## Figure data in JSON
((
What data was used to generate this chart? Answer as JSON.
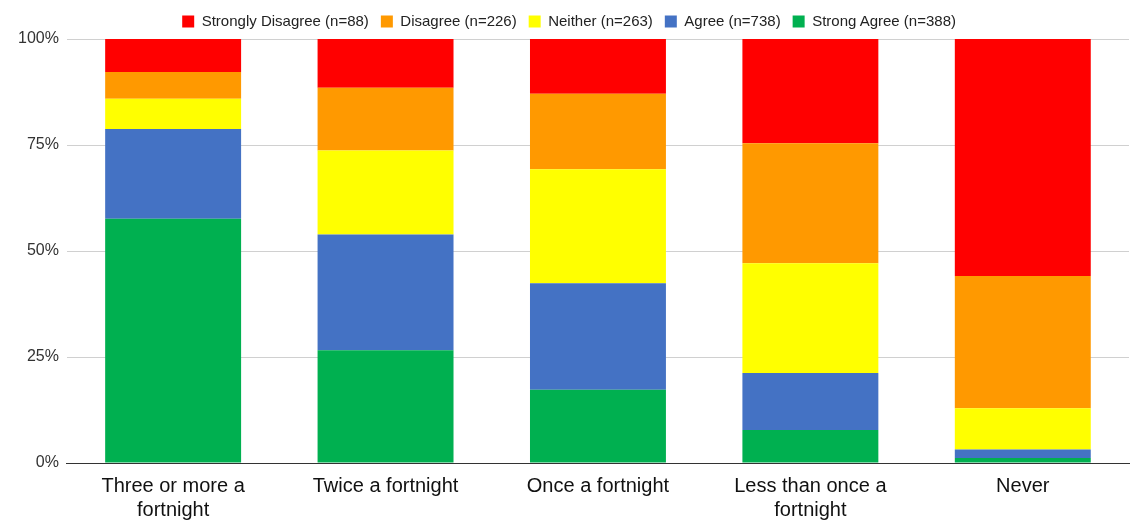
{
  "chart_data": {
    "type": "bar",
    "stacked": true,
    "categories": [
      "Three or more a fortnight",
      "Twice a fortnight",
      "Once a fortnight",
      "Less than once a fortnight",
      "Never"
    ],
    "series": [
      {
        "name": "Strong Agree (n=388)",
        "color": "#00b050",
        "values": [
          57.6,
          26.6,
          17.3,
          7.8,
          1.2
        ]
      },
      {
        "name": "Agree (n=738)",
        "color": "#4472c4",
        "values": [
          21.2,
          27.3,
          25.1,
          13.4,
          2.0
        ]
      },
      {
        "name": "Neither (n=263)",
        "color": "#ffff00",
        "values": [
          7.1,
          19.8,
          26.9,
          25.9,
          9.7
        ]
      },
      {
        "name": "Disagree (n=226)",
        "color": "#ff9900",
        "values": [
          6.3,
          14.8,
          17.8,
          28.3,
          31.2
        ]
      },
      {
        "name": "Strongly Disagree (n=88)",
        "color": "#ff0000",
        "values": [
          7.8,
          11.5,
          12.9,
          24.6,
          55.9
        ]
      }
    ],
    "ylim": [
      0,
      100
    ],
    "yticks": [
      {
        "value": 0,
        "label": "0%"
      },
      {
        "value": 25,
        "label": "25%"
      },
      {
        "value": 50,
        "label": "50%"
      },
      {
        "value": 75,
        "label": "75%"
      },
      {
        "value": 100,
        "label": "100%"
      }
    ],
    "grid": "y",
    "legend": "top"
  }
}
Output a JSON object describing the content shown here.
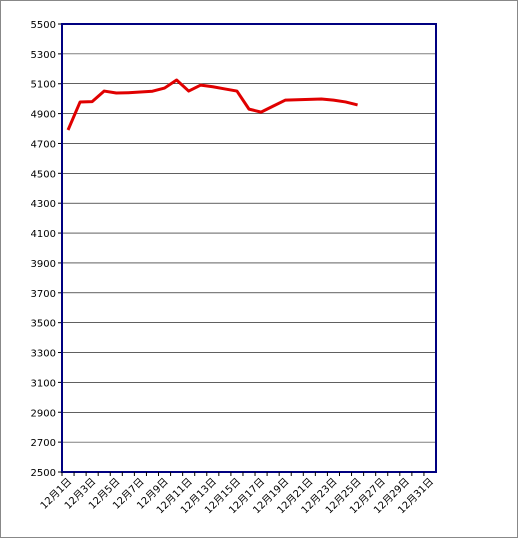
{
  "chart_data": {
    "type": "line",
    "categories": [
      "12月1日",
      null,
      "12月3日",
      null,
      "12月5日",
      null,
      "12月7日",
      null,
      "12月9日",
      null,
      "12月11日",
      null,
      "12月13日",
      null,
      "12月15日",
      null,
      "12月17日",
      null,
      "12月19日",
      null,
      "12月21日",
      null,
      "12月23日",
      null,
      "12月25日",
      null,
      "12月27日",
      null,
      "12月29日",
      null,
      "12月31日"
    ],
    "values": [
      4790,
      4978,
      4980,
      5051,
      5038,
      5040,
      5045,
      5050,
      5071,
      5125,
      5051,
      5091,
      5080,
      5065,
      5051,
      4930,
      4910,
      4950,
      4990,
      4993,
      4995,
      4998,
      4990,
      4978,
      4958,
      null,
      null,
      null,
      null,
      null,
      null
    ],
    "color": "#e00000",
    "ylim": [
      2500,
      5500
    ],
    "yticks": [
      2500,
      2700,
      2900,
      3100,
      3300,
      3500,
      3700,
      3900,
      4100,
      4300,
      4500,
      4700,
      4900,
      5100,
      5300,
      5500
    ],
    "grid": true
  }
}
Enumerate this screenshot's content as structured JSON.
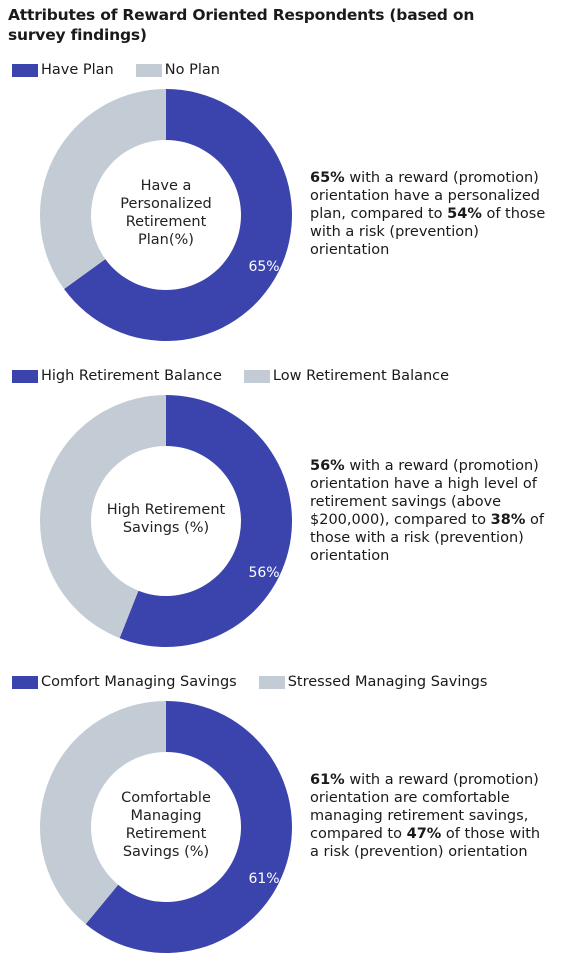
))
## Problem
Every line above should be returned word for word, with the pictures left behind.

## Answer to this problem
What data was used to generate this chart? Answer as JSON.
{
  "chart_data": {
    "type": "bar",
    "stacked": true,
    "categories": [
      "Three or more a fortnight",
      "Twice a fortnight",
      "Once a fortnight",
      "Less than once a fortnight",
      "Never"
    ],
    "series": [
      {
        "name": "Strong Agree (n=388)",
        "color": "#00b050",
        "values": [
          57.6,
          26.6,
          17.3,
          7.8,
          1.2
        ]
      },
      {
        "name": "Agree (n=738)",
        "color": "#4472c4",
        "values": [
          21.2,
          27.3,
          25.1,
          13.4,
          2.0
        ]
      },
      {
        "name": "Neither (n=263)",
        "color": "#ffff00",
        "values": [
          7.1,
          19.8,
          26.9,
          25.9,
          9.7
        ]
      },
      {
        "name": "Disagree (n=226)",
        "color": "#ff9900",
        "values": [
          6.3,
          14.8,
          17.8,
          28.3,
          31.2
        ]
      },
      {
        "name": "Strongly Disagree (n=88)",
        "color": "#ff0000",
        "values": [
          7.8,
          11.5,
          12.9,
          24.6,
          55.9
        ]
      }
    ],
    "ylim": [
      0,
      100
    ],
    "yticks": [
      {
        "value": 0,
        "label": "0%"
      },
      {
        "value": 25,
        "label": "25%"
      },
      {
        "value": 50,
        "label": "50%"
      },
      {
        "value": 75,
        "label": "75%"
      },
      {
        "value": 100,
        "label": "100%"
      }
    ],
    "grid": "y",
    "legend": "top"
  }
}
Output a JSON object describing the content shown here.
{
  "chart_data": {
    "type": "line",
    "categories": [
      "12月1日",
      null,
      "12月3日",
      null,
      "12月5日",
      null,
      "12月7日",
      null,
      "12月9日",
      null,
      "12月11日",
      null,
      "12月13日",
      null,
      "12月15日",
      null,
      "12月17日",
      null,
      "12月19日",
      null,
      "12月21日",
      null,
      "12月23日",
      null,
      "12月25日",
      null,
      "12月27日",
      null,
      "12月29日",
      null,
      "12月31日"
    ],
    "values": [
      4790,
      4978,
      4980,
      5051,
      5038,
      5040,
      5045,
      5050,
      5071,
      5125,
      5051,
      5091,
      5080,
      5065,
      5051,
      4930,
      4910,
      4950,
      4990,
      4993,
      4995,
      4998,
      4990,
      4978,
      4958,
      null,
      null,
      null,
      null,
      null,
      null
    ],
    "color": "#e00000",
    "ylim": [
      2500,
      5500
    ],
    "yticks": [
      2500,
      2700,
      2900,
      3100,
      3300,
      3500,
      3700,
      3900,
      4100,
      4300,
      4500,
      4700,
      4900,
      5100,
      5300,
      5500
    ],
    "grid": true
  }
}
Enumerate this screenshot's content as structured JSON.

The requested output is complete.